▶ **Goal of the exercise**:
Each line containing the word "колбы" must be reported.

=====

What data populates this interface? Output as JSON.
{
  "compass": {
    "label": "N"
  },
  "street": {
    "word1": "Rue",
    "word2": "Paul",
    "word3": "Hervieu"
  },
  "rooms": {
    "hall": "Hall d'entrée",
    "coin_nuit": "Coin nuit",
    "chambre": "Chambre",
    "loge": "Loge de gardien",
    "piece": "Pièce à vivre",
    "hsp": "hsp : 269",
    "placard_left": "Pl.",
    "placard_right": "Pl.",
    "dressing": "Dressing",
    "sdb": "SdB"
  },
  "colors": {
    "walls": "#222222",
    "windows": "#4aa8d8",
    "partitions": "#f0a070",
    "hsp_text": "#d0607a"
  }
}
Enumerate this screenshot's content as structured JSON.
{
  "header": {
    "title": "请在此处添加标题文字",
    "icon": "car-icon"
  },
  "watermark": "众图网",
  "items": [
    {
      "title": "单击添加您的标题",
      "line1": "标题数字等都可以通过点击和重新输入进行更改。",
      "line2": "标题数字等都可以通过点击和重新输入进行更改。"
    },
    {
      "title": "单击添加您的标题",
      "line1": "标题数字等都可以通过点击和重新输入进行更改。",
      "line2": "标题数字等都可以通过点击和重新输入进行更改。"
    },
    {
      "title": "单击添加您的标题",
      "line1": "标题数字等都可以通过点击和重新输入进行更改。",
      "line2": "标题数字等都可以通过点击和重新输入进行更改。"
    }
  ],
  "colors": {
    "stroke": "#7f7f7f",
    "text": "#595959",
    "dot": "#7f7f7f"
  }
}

=====

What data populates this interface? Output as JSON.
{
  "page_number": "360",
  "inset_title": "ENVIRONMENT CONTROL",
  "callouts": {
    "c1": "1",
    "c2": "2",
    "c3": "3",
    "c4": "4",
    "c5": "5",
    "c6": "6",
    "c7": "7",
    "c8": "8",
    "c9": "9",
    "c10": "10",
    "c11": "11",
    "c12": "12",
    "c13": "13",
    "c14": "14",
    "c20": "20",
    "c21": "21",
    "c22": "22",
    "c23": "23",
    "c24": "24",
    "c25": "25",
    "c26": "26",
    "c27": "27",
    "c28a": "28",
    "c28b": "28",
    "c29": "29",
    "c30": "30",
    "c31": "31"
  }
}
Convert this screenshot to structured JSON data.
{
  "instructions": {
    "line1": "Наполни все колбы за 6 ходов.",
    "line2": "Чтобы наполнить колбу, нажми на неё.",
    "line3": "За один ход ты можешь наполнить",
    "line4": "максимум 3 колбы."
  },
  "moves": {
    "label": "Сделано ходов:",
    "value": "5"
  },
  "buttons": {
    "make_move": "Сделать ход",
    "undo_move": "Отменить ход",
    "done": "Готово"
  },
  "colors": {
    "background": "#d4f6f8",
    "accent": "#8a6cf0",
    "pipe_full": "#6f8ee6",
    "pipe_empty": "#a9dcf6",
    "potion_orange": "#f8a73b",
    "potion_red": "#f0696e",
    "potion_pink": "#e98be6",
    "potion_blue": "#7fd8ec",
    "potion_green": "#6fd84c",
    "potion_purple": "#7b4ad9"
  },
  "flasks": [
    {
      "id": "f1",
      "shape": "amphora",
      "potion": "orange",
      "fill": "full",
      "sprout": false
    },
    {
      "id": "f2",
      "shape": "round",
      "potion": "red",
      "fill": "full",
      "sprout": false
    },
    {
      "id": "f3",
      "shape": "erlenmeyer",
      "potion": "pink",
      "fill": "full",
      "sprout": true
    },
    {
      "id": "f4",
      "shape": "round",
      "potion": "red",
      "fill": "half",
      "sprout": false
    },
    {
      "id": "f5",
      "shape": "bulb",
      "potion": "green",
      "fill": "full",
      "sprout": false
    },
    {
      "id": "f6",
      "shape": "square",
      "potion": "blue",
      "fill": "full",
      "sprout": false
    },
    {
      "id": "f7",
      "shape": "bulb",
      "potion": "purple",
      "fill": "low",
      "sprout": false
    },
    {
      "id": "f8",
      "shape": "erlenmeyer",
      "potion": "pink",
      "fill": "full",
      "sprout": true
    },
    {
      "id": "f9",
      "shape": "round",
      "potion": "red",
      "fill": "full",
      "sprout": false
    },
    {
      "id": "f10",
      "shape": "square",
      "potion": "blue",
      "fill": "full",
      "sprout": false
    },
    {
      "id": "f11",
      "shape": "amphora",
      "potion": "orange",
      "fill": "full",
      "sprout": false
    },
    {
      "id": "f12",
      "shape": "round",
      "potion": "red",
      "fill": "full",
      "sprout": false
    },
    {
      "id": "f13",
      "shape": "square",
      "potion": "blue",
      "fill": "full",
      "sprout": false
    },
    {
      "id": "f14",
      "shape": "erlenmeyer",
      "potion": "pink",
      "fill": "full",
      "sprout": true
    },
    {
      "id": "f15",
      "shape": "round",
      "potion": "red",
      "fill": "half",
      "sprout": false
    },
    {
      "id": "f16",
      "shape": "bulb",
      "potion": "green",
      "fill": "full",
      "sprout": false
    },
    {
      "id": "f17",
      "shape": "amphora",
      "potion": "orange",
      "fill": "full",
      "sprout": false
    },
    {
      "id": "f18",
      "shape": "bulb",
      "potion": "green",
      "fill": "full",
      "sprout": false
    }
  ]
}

=====

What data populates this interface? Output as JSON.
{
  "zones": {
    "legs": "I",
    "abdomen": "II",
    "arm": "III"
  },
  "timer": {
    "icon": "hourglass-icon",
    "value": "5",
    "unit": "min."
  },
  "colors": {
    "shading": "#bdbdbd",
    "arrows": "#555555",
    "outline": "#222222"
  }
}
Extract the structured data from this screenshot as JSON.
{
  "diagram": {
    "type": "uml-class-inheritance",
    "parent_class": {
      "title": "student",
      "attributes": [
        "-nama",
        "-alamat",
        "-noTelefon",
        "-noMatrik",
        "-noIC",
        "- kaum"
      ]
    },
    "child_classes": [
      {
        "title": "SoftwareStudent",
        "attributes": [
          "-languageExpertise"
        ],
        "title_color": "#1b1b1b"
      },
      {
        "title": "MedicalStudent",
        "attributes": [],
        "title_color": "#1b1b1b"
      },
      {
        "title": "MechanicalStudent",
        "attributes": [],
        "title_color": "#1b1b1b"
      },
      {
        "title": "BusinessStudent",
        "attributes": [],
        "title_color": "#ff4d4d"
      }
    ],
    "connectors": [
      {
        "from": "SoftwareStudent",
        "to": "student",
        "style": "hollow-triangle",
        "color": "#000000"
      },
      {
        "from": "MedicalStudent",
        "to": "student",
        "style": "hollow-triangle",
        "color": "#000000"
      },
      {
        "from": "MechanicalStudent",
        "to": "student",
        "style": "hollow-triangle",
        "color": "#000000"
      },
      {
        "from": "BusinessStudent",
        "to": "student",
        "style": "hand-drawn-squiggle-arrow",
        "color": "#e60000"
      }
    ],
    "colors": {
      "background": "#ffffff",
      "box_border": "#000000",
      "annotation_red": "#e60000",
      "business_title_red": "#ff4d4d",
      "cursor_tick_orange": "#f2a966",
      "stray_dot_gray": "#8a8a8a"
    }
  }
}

=====

▶ **Solution for this task**:
    "line1": "Наполни все колбы за 6 ходов.",
    "line4": "максимум 3 колбы."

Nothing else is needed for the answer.